***** Available data

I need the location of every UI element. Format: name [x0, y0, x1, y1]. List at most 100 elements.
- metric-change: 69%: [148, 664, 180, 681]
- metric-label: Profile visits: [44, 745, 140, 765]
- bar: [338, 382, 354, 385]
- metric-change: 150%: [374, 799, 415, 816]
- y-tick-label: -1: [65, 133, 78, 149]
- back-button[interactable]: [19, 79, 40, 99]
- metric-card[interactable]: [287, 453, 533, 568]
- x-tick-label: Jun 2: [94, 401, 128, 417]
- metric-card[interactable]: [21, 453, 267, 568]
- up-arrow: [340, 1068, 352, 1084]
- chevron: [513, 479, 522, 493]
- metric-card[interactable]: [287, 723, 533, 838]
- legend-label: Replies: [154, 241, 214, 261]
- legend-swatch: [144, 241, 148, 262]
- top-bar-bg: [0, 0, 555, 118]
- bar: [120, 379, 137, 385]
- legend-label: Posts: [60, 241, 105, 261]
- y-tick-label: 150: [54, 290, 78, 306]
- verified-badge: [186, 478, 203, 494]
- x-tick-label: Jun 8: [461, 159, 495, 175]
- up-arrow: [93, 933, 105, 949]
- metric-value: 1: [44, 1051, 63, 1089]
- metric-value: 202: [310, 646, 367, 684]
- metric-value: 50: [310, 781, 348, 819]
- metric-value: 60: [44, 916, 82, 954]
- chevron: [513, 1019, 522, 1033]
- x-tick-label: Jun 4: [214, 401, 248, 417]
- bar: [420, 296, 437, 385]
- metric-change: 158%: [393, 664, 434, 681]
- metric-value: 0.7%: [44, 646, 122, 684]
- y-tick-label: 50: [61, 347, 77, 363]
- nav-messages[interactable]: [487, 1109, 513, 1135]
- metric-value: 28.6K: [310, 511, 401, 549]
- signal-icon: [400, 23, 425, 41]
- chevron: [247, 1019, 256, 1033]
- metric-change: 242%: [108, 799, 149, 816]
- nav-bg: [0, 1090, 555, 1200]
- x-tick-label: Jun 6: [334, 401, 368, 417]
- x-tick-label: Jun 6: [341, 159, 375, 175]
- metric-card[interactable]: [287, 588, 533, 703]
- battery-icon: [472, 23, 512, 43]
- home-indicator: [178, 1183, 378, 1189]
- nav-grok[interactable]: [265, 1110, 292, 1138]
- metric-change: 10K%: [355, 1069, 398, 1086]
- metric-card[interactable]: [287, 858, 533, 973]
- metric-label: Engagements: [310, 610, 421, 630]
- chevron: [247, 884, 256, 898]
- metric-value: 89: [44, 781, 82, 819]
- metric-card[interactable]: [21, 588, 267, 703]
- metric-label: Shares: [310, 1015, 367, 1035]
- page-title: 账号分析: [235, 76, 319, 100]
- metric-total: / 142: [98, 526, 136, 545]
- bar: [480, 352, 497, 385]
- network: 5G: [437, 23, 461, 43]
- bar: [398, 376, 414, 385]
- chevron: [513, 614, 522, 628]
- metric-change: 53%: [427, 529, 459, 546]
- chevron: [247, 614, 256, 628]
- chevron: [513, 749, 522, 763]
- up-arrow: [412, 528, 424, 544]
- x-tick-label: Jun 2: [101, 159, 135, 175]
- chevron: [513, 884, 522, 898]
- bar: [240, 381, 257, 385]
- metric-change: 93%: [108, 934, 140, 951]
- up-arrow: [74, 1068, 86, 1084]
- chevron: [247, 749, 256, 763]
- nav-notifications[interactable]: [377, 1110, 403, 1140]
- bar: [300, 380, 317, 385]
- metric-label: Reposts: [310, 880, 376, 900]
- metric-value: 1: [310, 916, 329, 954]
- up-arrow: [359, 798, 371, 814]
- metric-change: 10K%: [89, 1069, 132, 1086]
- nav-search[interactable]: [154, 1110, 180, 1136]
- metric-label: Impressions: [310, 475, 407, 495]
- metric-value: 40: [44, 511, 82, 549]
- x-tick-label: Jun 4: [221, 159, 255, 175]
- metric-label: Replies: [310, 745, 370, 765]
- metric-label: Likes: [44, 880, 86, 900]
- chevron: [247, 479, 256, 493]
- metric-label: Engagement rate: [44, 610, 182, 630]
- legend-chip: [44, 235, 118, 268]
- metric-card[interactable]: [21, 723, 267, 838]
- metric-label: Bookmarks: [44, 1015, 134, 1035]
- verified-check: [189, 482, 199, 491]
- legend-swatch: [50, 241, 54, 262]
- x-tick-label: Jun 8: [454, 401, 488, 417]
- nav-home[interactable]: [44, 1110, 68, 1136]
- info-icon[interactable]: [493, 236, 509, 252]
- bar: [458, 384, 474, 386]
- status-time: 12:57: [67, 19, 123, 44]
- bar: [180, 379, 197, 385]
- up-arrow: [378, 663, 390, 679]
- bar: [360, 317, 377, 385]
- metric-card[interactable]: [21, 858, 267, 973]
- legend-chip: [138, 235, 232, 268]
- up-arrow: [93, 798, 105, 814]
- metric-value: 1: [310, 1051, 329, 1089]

**********

• **Brief**: Arrange the items from the start through the line that contains "- x-tick-label: Jun 2: [94, 401, 128, 417]" as a Markdown table with the columns Row and Entry. Number each line in Row, put the line itself in Entry, and omit blank lines.

• **Solved problem**:
| Row | Entry |
|---|---|
| 1 | I need the location of every UI element. Format: name [x0, y0, x1, y1]. List at most 100 elements. |
| 2 | - metric-change: 69%: [148, 664, 180, 681] |
| 3 | - metric-label: Profile visits: [44, 745, 140, 765] |
| 4 | - bar: [338, 382, 354, 385] |
| 5 | - metric-change: 150%: [374, 799, 415, 816] |
| 6 | - y-tick-label: -1: [65, 133, 78, 149] |
| 7 | - back-button[interactable]: [19, 79, 40, 99] |
| 8 | - metric-card[interactable]: [287, 453, 533, 568] |
| 9 | - x-tick-label: Jun 2: [94, 401, 128, 417] |